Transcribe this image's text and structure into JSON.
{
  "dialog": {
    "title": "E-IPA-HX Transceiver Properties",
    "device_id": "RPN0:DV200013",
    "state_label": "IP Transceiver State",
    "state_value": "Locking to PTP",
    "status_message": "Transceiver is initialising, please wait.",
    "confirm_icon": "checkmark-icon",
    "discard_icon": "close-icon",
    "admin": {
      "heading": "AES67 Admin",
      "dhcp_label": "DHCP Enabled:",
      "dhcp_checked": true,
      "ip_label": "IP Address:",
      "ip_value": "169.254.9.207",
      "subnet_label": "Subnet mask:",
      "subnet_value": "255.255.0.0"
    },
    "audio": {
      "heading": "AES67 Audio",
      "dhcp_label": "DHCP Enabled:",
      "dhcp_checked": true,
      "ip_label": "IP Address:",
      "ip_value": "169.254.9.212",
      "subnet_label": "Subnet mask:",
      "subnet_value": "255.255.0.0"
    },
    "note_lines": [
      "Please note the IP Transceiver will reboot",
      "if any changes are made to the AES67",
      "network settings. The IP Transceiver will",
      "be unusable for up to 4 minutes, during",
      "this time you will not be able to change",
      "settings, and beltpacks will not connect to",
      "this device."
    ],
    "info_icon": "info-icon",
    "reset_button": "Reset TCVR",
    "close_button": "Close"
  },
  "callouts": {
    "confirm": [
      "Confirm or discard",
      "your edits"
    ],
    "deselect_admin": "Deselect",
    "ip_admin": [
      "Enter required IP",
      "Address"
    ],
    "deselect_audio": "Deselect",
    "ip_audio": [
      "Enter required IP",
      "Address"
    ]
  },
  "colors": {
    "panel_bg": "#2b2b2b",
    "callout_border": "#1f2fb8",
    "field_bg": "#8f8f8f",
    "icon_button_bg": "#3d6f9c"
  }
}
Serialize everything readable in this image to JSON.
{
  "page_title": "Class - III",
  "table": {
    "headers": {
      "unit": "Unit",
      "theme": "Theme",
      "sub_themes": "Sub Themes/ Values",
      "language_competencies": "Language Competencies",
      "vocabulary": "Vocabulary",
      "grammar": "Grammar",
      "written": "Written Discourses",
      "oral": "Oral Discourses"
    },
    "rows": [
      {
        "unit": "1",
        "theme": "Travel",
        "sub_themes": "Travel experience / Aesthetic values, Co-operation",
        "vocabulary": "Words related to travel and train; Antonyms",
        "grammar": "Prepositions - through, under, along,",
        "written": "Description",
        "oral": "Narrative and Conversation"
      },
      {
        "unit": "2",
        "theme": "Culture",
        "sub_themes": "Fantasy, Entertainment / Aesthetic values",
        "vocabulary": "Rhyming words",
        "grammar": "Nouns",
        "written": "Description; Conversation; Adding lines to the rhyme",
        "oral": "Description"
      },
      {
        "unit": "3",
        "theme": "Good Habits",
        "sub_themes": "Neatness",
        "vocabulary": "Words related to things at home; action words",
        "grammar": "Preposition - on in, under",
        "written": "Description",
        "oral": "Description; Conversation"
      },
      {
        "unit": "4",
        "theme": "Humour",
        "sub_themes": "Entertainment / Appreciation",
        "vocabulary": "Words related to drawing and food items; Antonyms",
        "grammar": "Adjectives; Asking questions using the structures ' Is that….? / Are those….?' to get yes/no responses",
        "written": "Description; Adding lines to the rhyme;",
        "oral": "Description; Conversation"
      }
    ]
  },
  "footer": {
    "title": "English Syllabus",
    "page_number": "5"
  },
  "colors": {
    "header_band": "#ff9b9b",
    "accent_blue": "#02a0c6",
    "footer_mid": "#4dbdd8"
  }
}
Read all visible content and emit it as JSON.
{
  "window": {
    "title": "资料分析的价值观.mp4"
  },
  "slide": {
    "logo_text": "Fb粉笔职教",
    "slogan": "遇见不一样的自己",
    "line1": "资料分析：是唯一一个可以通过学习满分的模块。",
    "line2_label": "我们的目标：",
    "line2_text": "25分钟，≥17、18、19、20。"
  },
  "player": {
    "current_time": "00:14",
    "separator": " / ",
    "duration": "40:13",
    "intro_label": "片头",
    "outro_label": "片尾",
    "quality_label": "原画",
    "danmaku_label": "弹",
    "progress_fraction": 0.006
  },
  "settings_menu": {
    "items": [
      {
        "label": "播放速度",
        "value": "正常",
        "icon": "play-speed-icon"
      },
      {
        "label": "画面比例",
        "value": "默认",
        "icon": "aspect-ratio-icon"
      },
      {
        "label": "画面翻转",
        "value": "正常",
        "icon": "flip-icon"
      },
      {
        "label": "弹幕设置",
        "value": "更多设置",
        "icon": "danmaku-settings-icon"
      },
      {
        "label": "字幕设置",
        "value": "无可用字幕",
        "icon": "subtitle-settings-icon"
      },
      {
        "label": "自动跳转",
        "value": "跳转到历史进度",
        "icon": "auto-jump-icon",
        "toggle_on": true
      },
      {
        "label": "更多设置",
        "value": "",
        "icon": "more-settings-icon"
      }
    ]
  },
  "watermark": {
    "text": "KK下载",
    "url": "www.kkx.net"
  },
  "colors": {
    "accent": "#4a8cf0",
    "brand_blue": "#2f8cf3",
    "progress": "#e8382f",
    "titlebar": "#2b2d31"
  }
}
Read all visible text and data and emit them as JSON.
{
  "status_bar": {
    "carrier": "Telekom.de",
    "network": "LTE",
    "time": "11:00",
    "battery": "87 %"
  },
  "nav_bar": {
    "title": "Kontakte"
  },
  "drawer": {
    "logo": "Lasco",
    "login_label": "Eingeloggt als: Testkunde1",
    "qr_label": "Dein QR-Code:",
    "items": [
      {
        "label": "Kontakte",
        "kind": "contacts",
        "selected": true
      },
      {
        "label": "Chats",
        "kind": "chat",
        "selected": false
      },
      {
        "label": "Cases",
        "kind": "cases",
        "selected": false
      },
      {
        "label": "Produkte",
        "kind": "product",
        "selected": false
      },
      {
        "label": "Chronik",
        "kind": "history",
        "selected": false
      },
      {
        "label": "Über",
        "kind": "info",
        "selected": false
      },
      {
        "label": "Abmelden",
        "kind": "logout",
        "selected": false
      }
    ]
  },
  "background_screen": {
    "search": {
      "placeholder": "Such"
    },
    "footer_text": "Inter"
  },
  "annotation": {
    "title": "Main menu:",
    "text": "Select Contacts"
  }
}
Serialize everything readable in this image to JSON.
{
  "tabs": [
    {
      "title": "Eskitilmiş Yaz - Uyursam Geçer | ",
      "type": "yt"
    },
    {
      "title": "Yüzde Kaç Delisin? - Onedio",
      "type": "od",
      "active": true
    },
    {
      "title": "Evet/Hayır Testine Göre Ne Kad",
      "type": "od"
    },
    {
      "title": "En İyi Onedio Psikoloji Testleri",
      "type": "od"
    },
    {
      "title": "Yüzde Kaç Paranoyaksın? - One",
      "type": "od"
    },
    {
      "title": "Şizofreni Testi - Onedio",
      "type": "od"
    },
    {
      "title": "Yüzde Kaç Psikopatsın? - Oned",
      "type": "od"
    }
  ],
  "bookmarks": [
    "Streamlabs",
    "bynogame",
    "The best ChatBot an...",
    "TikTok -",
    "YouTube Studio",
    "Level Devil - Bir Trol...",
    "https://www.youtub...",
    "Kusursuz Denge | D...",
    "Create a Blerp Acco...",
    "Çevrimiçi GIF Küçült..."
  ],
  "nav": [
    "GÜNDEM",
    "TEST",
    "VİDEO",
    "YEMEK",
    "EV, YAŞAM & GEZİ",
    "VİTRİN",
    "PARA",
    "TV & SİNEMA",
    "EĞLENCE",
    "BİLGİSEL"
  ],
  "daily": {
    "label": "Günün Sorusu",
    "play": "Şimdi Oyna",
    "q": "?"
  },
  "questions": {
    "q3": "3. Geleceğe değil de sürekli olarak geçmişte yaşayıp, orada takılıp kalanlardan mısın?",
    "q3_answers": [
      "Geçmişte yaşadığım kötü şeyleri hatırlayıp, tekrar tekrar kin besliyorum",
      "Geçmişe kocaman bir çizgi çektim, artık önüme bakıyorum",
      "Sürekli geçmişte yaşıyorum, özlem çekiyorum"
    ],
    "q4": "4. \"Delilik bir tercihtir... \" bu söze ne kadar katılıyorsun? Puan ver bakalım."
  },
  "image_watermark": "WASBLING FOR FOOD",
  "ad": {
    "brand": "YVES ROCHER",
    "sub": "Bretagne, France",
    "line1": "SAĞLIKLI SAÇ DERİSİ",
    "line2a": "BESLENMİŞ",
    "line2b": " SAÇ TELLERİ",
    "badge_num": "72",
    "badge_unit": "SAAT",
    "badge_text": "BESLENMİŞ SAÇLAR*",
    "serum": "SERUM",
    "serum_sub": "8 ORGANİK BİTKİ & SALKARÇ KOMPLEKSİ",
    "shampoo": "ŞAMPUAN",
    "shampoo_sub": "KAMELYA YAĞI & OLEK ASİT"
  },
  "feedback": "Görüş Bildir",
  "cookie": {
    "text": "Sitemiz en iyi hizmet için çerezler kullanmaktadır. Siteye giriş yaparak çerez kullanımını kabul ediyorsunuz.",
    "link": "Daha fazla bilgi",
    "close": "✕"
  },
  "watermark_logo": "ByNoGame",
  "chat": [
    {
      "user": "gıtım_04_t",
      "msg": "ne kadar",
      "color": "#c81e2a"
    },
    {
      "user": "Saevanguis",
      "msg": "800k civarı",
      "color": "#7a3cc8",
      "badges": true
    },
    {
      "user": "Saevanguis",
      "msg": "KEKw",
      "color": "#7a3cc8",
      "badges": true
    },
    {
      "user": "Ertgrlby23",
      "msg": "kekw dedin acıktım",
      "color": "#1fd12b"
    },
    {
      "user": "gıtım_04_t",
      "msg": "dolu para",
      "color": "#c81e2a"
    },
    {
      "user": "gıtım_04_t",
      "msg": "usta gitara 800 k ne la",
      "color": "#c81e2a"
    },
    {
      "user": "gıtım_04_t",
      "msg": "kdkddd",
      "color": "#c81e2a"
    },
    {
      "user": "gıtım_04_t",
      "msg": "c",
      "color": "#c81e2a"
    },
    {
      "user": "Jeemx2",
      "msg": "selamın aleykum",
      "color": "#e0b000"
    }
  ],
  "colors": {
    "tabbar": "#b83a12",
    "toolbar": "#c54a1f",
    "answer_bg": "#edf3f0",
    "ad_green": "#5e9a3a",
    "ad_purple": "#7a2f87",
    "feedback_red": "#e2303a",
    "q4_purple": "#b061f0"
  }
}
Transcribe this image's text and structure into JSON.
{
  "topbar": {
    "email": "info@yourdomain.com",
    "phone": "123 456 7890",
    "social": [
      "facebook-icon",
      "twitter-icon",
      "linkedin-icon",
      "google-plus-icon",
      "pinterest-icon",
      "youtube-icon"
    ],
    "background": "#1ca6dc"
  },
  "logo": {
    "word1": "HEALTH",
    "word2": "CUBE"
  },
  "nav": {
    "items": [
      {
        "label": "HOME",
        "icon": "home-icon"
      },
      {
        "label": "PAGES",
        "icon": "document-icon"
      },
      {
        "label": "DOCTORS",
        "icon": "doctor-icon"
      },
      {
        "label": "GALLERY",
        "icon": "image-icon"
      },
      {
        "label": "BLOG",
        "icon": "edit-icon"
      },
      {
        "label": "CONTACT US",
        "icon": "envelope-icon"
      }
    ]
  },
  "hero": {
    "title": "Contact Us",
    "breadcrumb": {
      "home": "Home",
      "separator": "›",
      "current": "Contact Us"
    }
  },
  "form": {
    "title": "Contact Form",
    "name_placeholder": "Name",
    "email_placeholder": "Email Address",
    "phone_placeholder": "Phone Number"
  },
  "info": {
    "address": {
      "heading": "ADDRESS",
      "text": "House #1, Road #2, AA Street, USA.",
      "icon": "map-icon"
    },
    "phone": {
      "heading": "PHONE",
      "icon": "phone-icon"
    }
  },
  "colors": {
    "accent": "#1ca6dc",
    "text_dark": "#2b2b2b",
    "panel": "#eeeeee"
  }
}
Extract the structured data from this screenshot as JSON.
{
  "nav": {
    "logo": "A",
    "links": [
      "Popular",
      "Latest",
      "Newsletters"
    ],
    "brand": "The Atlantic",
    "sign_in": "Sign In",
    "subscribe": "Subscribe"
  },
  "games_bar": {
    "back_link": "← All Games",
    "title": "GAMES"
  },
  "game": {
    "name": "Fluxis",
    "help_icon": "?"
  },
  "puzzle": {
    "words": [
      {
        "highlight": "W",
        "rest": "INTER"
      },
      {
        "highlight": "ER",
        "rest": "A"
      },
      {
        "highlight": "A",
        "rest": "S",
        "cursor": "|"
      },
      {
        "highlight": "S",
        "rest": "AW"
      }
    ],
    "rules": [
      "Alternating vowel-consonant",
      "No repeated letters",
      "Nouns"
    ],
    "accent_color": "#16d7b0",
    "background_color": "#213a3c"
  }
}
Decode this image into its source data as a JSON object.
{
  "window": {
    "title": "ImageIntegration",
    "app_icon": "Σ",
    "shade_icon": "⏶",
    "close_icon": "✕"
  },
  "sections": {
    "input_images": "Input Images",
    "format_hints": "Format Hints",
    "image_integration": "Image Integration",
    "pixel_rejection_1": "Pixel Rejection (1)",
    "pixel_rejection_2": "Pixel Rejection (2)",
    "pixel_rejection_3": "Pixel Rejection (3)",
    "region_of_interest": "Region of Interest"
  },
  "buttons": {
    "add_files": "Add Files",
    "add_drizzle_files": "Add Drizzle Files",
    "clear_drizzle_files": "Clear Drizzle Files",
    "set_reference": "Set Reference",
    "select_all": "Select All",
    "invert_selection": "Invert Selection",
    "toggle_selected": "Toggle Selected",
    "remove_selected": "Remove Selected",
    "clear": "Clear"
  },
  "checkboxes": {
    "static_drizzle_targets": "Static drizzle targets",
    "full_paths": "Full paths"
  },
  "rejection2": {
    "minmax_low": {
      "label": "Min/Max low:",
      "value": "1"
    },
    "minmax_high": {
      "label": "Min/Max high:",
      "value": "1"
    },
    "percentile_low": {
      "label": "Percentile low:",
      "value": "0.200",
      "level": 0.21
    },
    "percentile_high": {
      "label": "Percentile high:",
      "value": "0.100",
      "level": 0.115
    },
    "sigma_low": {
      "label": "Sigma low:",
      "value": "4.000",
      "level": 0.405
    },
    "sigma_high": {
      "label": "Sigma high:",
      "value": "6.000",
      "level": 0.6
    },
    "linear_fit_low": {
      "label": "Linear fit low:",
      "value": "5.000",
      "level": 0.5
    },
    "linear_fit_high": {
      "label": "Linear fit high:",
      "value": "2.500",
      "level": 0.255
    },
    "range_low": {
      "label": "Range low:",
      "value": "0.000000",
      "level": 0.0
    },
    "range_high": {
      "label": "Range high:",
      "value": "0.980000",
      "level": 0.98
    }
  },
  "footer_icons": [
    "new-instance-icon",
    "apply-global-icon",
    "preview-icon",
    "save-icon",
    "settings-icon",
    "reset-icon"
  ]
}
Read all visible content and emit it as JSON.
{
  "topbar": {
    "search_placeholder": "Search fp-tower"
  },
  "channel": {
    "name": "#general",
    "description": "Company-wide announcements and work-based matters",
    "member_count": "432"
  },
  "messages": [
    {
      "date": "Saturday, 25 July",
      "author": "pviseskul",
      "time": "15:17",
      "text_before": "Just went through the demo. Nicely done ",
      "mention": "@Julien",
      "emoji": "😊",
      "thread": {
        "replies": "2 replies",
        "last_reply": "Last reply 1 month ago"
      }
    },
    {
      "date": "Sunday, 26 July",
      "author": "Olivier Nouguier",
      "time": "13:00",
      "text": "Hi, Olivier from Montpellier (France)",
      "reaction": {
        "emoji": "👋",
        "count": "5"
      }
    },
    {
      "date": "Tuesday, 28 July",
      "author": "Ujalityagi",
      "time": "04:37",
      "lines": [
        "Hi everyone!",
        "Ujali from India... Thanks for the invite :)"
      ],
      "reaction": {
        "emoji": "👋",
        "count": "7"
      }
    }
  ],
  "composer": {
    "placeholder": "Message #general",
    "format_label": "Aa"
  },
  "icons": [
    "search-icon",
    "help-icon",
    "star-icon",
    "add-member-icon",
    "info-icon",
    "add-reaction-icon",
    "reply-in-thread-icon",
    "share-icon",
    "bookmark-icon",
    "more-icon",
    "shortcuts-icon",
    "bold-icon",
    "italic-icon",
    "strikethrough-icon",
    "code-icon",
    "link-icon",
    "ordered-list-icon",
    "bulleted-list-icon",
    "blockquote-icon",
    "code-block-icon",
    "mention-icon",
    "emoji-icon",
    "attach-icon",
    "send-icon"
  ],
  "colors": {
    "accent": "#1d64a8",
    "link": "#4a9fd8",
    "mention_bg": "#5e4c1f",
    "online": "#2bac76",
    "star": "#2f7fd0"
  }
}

▸ **What to work on**
Return every line in the listing that contains the word "Adding".

▸ **Reply to the task**
        "written": "Description; Conversation; Adding lines to the rhyme",
        "written": "Description; Adding lines to the rhyme;",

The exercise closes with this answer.